[START OF Task material]
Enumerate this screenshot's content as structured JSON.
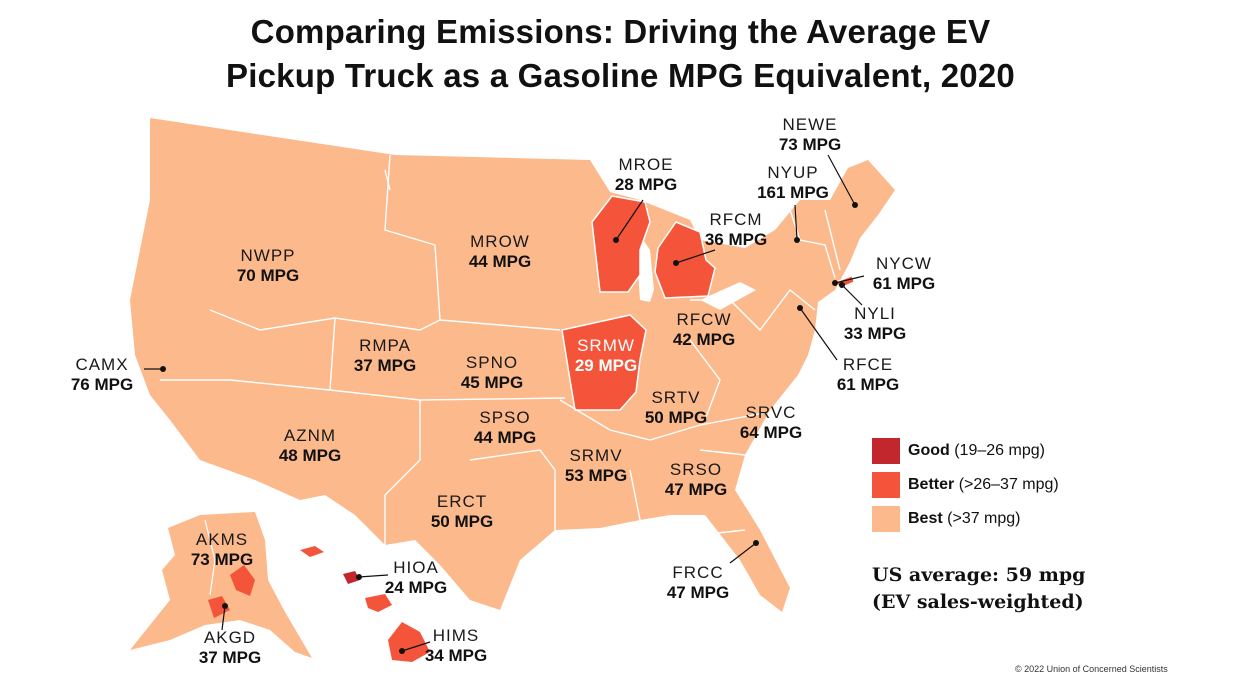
{
  "title_line1": "Comparing Emissions: Driving the Average EV",
  "title_line2": "Pickup Truck as a Gasoline MPG Equivalent, 2020",
  "colors": {
    "good": "#c1272d",
    "better": "#f4553a",
    "best": "#fcb98c",
    "borders": "#ffffff"
  },
  "regions": [
    {
      "id": "nwpp",
      "code": "NWPP",
      "value": "70 MPG",
      "category": "best"
    },
    {
      "id": "camx",
      "code": "CAMX",
      "value": "76 MPG",
      "category": "best"
    },
    {
      "id": "rmpa",
      "code": "RMPA",
      "value": "37 MPG",
      "category": "better"
    },
    {
      "id": "aznm",
      "code": "AZNM",
      "value": "48 MPG",
      "category": "best"
    },
    {
      "id": "mrow",
      "code": "MROW",
      "value": "44 MPG",
      "category": "best"
    },
    {
      "id": "spno",
      "code": "SPNO",
      "value": "45 MPG",
      "category": "best"
    },
    {
      "id": "spso",
      "code": "SPSO",
      "value": "44 MPG",
      "category": "best"
    },
    {
      "id": "erct",
      "code": "ERCT",
      "value": "50 MPG",
      "category": "best"
    },
    {
      "id": "mroe",
      "code": "MROE",
      "value": "28 MPG",
      "category": "better"
    },
    {
      "id": "srmw",
      "code": "SRMW",
      "value": "29 MPG",
      "category": "better"
    },
    {
      "id": "rfcm",
      "code": "RFCM",
      "value": "36 MPG",
      "category": "better"
    },
    {
      "id": "rfcw",
      "code": "RFCW",
      "value": "42 MPG",
      "category": "best"
    },
    {
      "id": "srtv",
      "code": "SRTV",
      "value": "50 MPG",
      "category": "best"
    },
    {
      "id": "srmv",
      "code": "SRMV",
      "value": "53 MPG",
      "category": "best"
    },
    {
      "id": "srso",
      "code": "SRSO",
      "value": "47 MPG",
      "category": "best"
    },
    {
      "id": "srvc",
      "code": "SRVC",
      "value": "64 MPG",
      "category": "best"
    },
    {
      "id": "frcc",
      "code": "FRCC",
      "value": "47 MPG",
      "category": "best"
    },
    {
      "id": "newe",
      "code": "NEWE",
      "value": "73 MPG",
      "category": "best"
    },
    {
      "id": "nyup",
      "code": "NYUP",
      "value": "161 MPG",
      "category": "best"
    },
    {
      "id": "nycw",
      "code": "NYCW",
      "value": "61 MPG",
      "category": "best"
    },
    {
      "id": "nyli",
      "code": "NYLI",
      "value": "33 MPG",
      "category": "better"
    },
    {
      "id": "rfce",
      "code": "RFCE",
      "value": "61 MPG",
      "category": "best"
    },
    {
      "id": "akms",
      "code": "AKMS",
      "value": "73 MPG",
      "category": "best"
    },
    {
      "id": "akgd",
      "code": "AKGD",
      "value": "37 MPG",
      "category": "better"
    },
    {
      "id": "hioa",
      "code": "HIOA",
      "value": "24 MPG",
      "category": "good"
    },
    {
      "id": "hims",
      "code": "HIMS",
      "value": "34 MPG",
      "category": "better"
    }
  ],
  "legend": [
    {
      "key": "good",
      "label": "Good",
      "range": "(19–26 mpg)"
    },
    {
      "key": "better",
      "label": "Better",
      "range": "(>26–37 mpg)"
    },
    {
      "key": "best",
      "label": "Best",
      "range": "(>37 mpg)"
    }
  ],
  "us_average_line1": "US average: 59 mpg",
  "us_average_line2": "(EV sales-weighted)",
  "copyright": "© 2022 Union of Concerned Scientists"
}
[END OF Task material]
## What is asked
Copy out each record shown above without alteration, skipping any picture.

## Answer to the exercise
Enumerate this screenshot's content as structured JSON.
{
  "title_line1": "Comparing Emissions: Driving the Average EV",
  "title_line2": "Pickup Truck as a Gasoline MPG Equivalent, 2020",
  "colors": {
    "good": "#c1272d",
    "better": "#f4553a",
    "best": "#fcb98c",
    "borders": "#ffffff"
  },
  "regions": [
    {
      "id": "nwpp",
      "code": "NWPP",
      "value": "70 MPG",
      "category": "best"
    },
    {
      "id": "camx",
      "code": "CAMX",
      "value": "76 MPG",
      "category": "best"
    },
    {
      "id": "rmpa",
      "code": "RMPA",
      "value": "37 MPG",
      "category": "better"
    },
    {
      "id": "aznm",
      "code": "AZNM",
      "value": "48 MPG",
      "category": "best"
    },
    {
      "id": "mrow",
      "code": "MROW",
      "value": "44 MPG",
      "category": "best"
    },
    {
      "id": "spno",
      "code": "SPNO",
      "value": "45 MPG",
      "category": "best"
    },
    {
      "id": "spso",
      "code": "SPSO",
      "value": "44 MPG",
      "category": "best"
    },
    {
      "id": "erct",
      "code": "ERCT",
      "value": "50 MPG",
      "category": "best"
    },
    {
      "id": "mroe",
      "code": "MROE",
      "value": "28 MPG",
      "category": "better"
    },
    {
      "id": "srmw",
      "code": "SRMW",
      "value": "29 MPG",
      "category": "better"
    },
    {
      "id": "rfcm",
      "code": "RFCM",
      "value": "36 MPG",
      "category": "better"
    },
    {
      "id": "rfcw",
      "code": "RFCW",
      "value": "42 MPG",
      "category": "best"
    },
    {
      "id": "srtv",
      "code": "SRTV",
      "value": "50 MPG",
      "category": "best"
    },
    {
      "id": "srmv",
      "code": "SRMV",
      "value": "53 MPG",
      "category": "best"
    },
    {
      "id": "srso",
      "code": "SRSO",
      "value": "47 MPG",
      "category": "best"
    },
    {
      "id": "srvc",
      "code": "SRVC",
      "value": "64 MPG",
      "category": "best"
    },
    {
      "id": "frcc",
      "code": "FRCC",
      "value": "47 MPG",
      "category": "best"
    },
    {
      "id": "newe",
      "code": "NEWE",
      "value": "73 MPG",
      "category": "best"
    },
    {
      "id": "nyup",
      "code": "NYUP",
      "value": "161 MPG",
      "category": "best"
    },
    {
      "id": "nycw",
      "code": "NYCW",
      "value": "61 MPG",
      "category": "best"
    },
    {
      "id": "nyli",
      "code": "NYLI",
      "value": "33 MPG",
      "category": "better"
    },
    {
      "id": "rfce",
      "code": "RFCE",
      "value": "61 MPG",
      "category": "best"
    },
    {
      "id": "akms",
      "code": "AKMS",
      "value": "73 MPG",
      "category": "best"
    },
    {
      "id": "akgd",
      "code": "AKGD",
      "value": "37 MPG",
      "category": "better"
    },
    {
      "id": "hioa",
      "code": "HIOA",
      "value": "24 MPG",
      "category": "good"
    },
    {
      "id": "hims",
      "code": "HIMS",
      "value": "34 MPG",
      "category": "better"
    }
  ],
  "legend": [
    {
      "key": "good",
      "label": "Good",
      "range": "(19–26 mpg)"
    },
    {
      "key": "better",
      "label": "Better",
      "range": "(>26–37 mpg)"
    },
    {
      "key": "best",
      "label": "Best",
      "range": "(>37 mpg)"
    }
  ],
  "us_average_line1": "US average: 59 mpg",
  "us_average_line2": "(EV sales-weighted)",
  "copyright": "© 2022 Union of Concerned Scientists"
}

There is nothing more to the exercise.